What needs to be done:
Copy out each of the items below word for word, keeping every line as it appears.

Element location data
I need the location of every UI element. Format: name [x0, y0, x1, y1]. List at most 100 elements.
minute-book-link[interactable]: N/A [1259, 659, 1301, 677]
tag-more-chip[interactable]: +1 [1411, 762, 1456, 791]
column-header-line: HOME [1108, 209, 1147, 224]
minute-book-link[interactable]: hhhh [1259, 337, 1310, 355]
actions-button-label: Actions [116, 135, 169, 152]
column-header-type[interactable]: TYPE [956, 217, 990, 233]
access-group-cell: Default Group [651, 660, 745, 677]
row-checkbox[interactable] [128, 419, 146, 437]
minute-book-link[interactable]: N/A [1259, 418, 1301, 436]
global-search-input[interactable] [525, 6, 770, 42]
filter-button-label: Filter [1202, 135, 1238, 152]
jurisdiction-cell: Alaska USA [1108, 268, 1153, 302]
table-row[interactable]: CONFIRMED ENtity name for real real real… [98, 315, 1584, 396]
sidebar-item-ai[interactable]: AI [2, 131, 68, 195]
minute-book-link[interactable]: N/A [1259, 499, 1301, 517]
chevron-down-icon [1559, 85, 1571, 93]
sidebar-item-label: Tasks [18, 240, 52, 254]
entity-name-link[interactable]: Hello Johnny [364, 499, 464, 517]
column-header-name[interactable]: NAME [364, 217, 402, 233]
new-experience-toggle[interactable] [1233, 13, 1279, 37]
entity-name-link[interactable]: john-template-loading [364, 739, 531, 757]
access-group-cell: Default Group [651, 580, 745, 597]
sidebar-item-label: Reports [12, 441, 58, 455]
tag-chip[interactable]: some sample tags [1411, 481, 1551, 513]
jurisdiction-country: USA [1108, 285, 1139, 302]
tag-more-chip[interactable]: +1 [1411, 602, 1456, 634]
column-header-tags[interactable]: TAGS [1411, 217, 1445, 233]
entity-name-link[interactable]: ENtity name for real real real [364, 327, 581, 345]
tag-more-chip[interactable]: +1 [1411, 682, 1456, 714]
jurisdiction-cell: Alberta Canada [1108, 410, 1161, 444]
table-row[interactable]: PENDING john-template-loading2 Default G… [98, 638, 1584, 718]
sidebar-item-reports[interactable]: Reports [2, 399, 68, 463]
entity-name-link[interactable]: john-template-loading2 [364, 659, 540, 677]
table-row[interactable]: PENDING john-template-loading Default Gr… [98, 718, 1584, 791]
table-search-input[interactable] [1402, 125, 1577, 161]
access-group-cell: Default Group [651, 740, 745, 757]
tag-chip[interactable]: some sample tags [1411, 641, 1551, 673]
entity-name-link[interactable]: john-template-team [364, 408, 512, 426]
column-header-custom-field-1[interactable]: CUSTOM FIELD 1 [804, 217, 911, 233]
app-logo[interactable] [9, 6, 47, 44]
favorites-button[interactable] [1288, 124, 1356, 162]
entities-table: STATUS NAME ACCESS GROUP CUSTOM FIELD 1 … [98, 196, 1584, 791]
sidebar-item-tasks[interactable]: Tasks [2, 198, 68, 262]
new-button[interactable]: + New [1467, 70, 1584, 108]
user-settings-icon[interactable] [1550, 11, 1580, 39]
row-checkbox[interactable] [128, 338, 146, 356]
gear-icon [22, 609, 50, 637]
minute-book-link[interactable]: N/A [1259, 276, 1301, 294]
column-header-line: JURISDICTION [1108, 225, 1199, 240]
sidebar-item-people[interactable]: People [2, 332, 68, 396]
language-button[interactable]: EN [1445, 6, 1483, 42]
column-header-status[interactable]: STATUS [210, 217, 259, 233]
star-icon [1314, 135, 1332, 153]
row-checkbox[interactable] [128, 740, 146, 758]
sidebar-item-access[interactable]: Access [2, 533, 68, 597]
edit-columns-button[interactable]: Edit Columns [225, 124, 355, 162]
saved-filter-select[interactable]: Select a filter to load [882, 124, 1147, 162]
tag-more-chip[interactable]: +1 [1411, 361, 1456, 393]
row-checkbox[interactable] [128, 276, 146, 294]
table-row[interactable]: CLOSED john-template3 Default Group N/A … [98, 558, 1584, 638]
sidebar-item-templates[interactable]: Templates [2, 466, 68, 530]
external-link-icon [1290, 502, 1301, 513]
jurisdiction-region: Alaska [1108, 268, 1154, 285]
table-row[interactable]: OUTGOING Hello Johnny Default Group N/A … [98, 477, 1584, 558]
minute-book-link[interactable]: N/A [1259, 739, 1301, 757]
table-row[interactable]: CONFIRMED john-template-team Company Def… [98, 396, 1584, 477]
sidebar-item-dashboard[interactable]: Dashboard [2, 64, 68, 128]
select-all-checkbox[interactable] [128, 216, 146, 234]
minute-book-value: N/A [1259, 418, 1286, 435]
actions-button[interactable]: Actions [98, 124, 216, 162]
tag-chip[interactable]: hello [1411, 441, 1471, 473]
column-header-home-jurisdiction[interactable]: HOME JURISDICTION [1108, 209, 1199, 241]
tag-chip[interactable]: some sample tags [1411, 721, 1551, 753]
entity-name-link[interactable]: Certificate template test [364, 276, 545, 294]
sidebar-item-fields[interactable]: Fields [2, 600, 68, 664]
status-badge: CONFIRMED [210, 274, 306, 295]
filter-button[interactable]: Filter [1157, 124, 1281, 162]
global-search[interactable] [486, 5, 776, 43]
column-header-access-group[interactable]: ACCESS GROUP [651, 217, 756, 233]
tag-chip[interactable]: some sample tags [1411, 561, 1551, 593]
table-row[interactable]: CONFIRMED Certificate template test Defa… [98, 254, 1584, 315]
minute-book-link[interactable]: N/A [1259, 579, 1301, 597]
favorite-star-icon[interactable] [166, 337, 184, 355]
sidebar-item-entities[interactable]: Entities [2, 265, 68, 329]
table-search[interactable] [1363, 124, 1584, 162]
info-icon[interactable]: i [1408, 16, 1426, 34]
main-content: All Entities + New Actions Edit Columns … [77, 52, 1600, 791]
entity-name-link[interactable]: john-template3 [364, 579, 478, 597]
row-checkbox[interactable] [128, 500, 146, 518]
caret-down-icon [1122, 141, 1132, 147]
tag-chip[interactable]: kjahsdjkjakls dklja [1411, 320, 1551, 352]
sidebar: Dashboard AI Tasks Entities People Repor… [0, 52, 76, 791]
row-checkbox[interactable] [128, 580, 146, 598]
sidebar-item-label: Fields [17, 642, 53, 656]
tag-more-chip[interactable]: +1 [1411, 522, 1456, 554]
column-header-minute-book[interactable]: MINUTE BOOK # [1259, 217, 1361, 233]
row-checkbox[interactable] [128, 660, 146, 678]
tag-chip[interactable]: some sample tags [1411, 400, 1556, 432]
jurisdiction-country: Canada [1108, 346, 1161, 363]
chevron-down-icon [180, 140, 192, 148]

Exercise result:
I need the location of every UI element. Format: name [x0, y0, x1, y1]. List at most 100 elements.
minute-book-link[interactable]: N/A [1259, 659, 1301, 677]
tag-more-chip[interactable]: +1 [1411, 762, 1456, 791]
column-header-line: HOME [1108, 209, 1147, 224]
minute-book-link[interactable]: hhhh [1259, 337, 1310, 355]
actions-button-label: Actions [116, 135, 169, 152]
column-header-type[interactable]: TYPE [956, 217, 990, 233]
access-group-cell: Default Group [651, 660, 745, 677]
row-checkbox[interactable] [128, 419, 146, 437]
minute-book-link[interactable]: N/A [1259, 418, 1301, 436]
global-search-input[interactable] [525, 6, 770, 42]
filter-button-label: Filter [1202, 135, 1238, 152]
jurisdiction-cell: Alaska USA [1108, 268, 1153, 302]
table-row[interactable]: CONFIRMED ENtity name for real real real… [98, 315, 1584, 396]
sidebar-item-ai[interactable]: AI [2, 131, 68, 195]
minute-book-link[interactable]: N/A [1259, 499, 1301, 517]
chevron-down-icon [1559, 85, 1571, 93]
sidebar-item-label: Tasks [18, 240, 52, 254]
entity-name-link[interactable]: Hello Johnny [364, 499, 464, 517]
column-header-name[interactable]: NAME [364, 217, 402, 233]
new-experience-toggle[interactable] [1233, 13, 1279, 37]
entity-name-link[interactable]: john-template-loading [364, 739, 531, 757]
access-group-cell: Default Group [651, 580, 745, 597]
sidebar-item-label: Reports [12, 441, 58, 455]
tag-chip[interactable]: some sample tags [1411, 481, 1551, 513]
jurisdiction-country: USA [1108, 285, 1139, 302]
tag-more-chip[interactable]: +1 [1411, 602, 1456, 634]
column-header-tags[interactable]: TAGS [1411, 217, 1445, 233]
entity-name-link[interactable]: ENtity name for real real real [364, 327, 581, 345]
tag-more-chip[interactable]: +1 [1411, 682, 1456, 714]
jurisdiction-cell: Alberta Canada [1108, 410, 1161, 444]
table-row[interactable]: PENDING john-template-loading2 Default G… [98, 638, 1584, 718]
sidebar-item-reports[interactable]: Reports [2, 399, 68, 463]
entity-name-link[interactable]: john-template-loading2 [364, 659, 540, 677]
table-row[interactable]: PENDING john-template-loading Default Gr… [98, 718, 1584, 791]
table-search-input[interactable] [1402, 125, 1577, 161]
access-group-cell: Default Group [651, 740, 745, 757]
tag-chip[interactable]: some sample tags [1411, 641, 1551, 673]
entity-name-link[interactable]: john-template-team [364, 408, 512, 426]
column-header-custom-field-1[interactable]: CUSTOM FIELD 1 [804, 217, 911, 233]
app-logo[interactable] [9, 6, 47, 44]
favorites-button[interactable] [1288, 124, 1356, 162]
entities-table: STATUS NAME ACCESS GROUP CUSTOM FIELD 1 … [98, 196, 1584, 791]
sidebar-item-tasks[interactable]: Tasks [2, 198, 68, 262]
new-button[interactable]: + New [1467, 70, 1584, 108]
user-settings-icon[interactable] [1550, 11, 1580, 39]
row-checkbox[interactable] [128, 338, 146, 356]
gear-icon [22, 609, 50, 637]
minute-book-link[interactable]: N/A [1259, 276, 1301, 294]
column-header-line: JURISDICTION [1108, 225, 1199, 240]
sidebar-item-people[interactable]: People [2, 332, 68, 396]
language-button[interactable]: EN [1445, 6, 1483, 42]
column-header-status[interactable]: STATUS [210, 217, 259, 233]
star-icon [1314, 135, 1332, 153]
row-checkbox[interactable] [128, 740, 146, 758]
sidebar-item-access[interactable]: Access [2, 533, 68, 597]
edit-columns-button[interactable]: Edit Columns [225, 124, 355, 162]
saved-filter-select[interactable]: Select a filter to load [882, 124, 1147, 162]
tag-more-chip[interactable]: +1 [1411, 361, 1456, 393]
row-checkbox[interactable] [128, 276, 146, 294]
table-row[interactable]: CLOSED john-template3 Default Group N/A … [98, 558, 1584, 638]
sidebar-item-templates[interactable]: Templates [2, 466, 68, 530]
external-link-icon [1290, 502, 1301, 513]
jurisdiction-region: Alaska [1108, 268, 1154, 285]
table-row[interactable]: OUTGOING Hello Johnny Default Group N/A … [98, 477, 1584, 558]
minute-book-link[interactable]: N/A [1259, 739, 1301, 757]
table-row[interactable]: CONFIRMED john-template-team Company Def… [98, 396, 1584, 477]
sidebar-item-dashboard[interactable]: Dashboard [2, 64, 68, 128]
select-all-checkbox[interactable] [128, 216, 146, 234]
minute-book-value: N/A [1259, 418, 1286, 435]
actions-button[interactable]: Actions [98, 124, 216, 162]
tag-chip[interactable]: hello [1411, 441, 1471, 473]
column-header-home-jurisdiction[interactable]: HOME JURISDICTION [1108, 209, 1199, 241]
tag-chip[interactable]: some sample tags [1411, 721, 1551, 753]
entity-name-link[interactable]: Certificate template test [364, 276, 545, 294]
sidebar-item-fields[interactable]: Fields [2, 600, 68, 664]
status-badge: CONFIRMED [210, 274, 306, 295]
filter-button[interactable]: Filter [1157, 124, 1281, 162]
global-search[interactable] [486, 5, 776, 43]
column-header-access-group[interactable]: ACCESS GROUP [651, 217, 756, 233]
tag-chip[interactable]: some sample tags [1411, 561, 1551, 593]
table-row[interactable]: CONFIRMED Certificate template test Defa… [98, 254, 1584, 315]
minute-book-link[interactable]: N/A [1259, 579, 1301, 597]
favorite-star-icon[interactable] [166, 337, 184, 355]
sidebar-item-entities[interactable]: Entities [2, 265, 68, 329]
table-search[interactable] [1363, 124, 1584, 162]
info-icon[interactable]: i [1408, 16, 1426, 34]
main-content: All Entities + New Actions Edit Columns … [77, 52, 1600, 791]
entity-name-link[interactable]: john-template3 [364, 579, 478, 597]
row-checkbox[interactable] [128, 500, 146, 518]
caret-down-icon [1122, 141, 1132, 147]
tag-chip[interactable]: kjahsdjkjakls dklja [1411, 320, 1551, 352]
sidebar: Dashboard AI Tasks Entities People Repor… [0, 52, 76, 791]
row-checkbox[interactable] [128, 580, 146, 598]
sidebar-item-label: Fields [17, 642, 53, 656]
tag-more-chip[interactable]: +1 [1411, 522, 1456, 554]
column-header-minute-book[interactable]: MINUTE BOOK # [1259, 217, 1361, 233]
row-checkbox[interactable] [128, 660, 146, 678]
tag-chip[interactable]: some sample tags [1411, 400, 1556, 432]
jurisdiction-country: Canada [1108, 346, 1161, 363]
chevron-down-icon [180, 140, 192, 148]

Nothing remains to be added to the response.